• GOAL OF THE EXERCISE
Copy all lines of the listing that include the string "value".

• DATA EXCERPTS
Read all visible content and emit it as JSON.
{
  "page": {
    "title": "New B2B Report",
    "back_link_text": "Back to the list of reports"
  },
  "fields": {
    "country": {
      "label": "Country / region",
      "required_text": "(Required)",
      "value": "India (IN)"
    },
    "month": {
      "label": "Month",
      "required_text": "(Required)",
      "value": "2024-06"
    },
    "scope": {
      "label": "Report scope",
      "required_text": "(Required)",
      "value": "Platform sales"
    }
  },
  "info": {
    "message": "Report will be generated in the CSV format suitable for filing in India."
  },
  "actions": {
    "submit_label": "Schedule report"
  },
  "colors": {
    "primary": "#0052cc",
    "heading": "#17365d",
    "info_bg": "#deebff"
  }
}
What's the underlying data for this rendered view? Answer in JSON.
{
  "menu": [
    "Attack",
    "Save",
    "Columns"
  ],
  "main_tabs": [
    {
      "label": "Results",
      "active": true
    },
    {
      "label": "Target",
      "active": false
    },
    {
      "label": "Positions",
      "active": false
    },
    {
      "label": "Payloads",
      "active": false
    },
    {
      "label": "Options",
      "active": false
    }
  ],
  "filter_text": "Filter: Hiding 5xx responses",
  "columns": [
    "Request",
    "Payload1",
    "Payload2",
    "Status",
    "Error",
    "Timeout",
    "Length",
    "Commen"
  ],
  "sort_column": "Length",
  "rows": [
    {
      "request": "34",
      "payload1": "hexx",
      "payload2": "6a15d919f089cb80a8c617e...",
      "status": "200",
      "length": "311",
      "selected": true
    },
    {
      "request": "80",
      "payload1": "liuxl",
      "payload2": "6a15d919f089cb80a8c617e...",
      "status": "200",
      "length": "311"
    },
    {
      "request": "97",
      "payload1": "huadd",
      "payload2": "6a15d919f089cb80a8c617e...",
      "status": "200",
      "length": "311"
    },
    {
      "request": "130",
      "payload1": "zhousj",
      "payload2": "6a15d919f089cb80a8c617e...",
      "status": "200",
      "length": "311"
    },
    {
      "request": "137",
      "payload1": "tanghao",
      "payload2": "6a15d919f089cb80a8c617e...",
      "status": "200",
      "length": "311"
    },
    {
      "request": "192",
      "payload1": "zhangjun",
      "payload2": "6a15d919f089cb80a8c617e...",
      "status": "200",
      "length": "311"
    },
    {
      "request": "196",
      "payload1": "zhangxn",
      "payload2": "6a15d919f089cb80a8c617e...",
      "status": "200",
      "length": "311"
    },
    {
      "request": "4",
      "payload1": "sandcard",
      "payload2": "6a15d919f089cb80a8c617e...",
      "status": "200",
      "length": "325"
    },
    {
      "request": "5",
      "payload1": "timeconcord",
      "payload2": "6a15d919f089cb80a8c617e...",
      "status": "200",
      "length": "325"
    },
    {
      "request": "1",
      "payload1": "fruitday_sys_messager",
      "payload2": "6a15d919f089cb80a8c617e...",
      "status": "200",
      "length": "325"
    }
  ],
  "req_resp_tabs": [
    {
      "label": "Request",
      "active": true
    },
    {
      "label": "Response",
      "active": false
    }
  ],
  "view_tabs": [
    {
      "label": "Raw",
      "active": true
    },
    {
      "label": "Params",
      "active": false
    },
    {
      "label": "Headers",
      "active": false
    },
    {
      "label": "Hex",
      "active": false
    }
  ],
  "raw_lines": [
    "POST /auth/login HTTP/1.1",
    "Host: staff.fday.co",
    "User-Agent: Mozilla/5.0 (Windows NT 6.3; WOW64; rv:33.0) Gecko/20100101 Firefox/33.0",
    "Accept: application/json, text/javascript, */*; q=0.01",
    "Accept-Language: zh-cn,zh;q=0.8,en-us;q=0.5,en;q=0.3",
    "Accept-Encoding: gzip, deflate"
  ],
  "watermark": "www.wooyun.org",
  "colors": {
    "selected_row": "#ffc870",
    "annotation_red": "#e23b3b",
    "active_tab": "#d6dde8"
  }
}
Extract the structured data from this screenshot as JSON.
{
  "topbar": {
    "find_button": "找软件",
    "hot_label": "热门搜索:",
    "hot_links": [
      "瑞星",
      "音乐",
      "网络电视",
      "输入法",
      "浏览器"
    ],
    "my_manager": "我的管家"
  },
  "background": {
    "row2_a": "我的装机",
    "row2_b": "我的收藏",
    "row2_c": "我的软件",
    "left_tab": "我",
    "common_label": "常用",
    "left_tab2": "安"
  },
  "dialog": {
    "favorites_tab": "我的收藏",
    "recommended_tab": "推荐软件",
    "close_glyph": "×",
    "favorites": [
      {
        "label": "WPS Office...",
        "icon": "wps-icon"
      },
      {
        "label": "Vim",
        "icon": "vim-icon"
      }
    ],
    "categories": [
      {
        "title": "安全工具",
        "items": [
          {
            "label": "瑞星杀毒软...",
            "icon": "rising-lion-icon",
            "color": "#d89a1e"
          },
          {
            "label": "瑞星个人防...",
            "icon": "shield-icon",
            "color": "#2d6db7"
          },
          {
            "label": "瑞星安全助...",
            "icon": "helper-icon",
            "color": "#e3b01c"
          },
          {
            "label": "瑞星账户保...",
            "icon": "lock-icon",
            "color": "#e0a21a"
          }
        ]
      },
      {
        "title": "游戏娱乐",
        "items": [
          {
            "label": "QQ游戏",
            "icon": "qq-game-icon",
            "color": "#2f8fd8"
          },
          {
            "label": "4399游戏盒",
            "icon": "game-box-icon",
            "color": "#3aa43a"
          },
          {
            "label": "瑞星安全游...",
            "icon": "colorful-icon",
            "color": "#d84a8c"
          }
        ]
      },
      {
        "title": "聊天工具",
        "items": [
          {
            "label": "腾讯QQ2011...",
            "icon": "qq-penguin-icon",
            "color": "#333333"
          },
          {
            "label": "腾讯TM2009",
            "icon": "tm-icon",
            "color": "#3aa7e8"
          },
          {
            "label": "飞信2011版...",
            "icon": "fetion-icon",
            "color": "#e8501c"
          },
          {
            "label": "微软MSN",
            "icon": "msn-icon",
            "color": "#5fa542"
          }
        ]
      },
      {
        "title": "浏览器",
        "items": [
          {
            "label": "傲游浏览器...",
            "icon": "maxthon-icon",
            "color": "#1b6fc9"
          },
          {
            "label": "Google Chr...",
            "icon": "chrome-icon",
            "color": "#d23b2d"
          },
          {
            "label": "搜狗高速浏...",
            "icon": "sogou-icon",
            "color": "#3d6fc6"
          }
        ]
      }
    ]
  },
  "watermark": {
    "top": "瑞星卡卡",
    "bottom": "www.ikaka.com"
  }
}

• OUTPUT OF THE TASK
      "value": "India (IN)"
      "value": "2024-06"
      "value": "Platform sales"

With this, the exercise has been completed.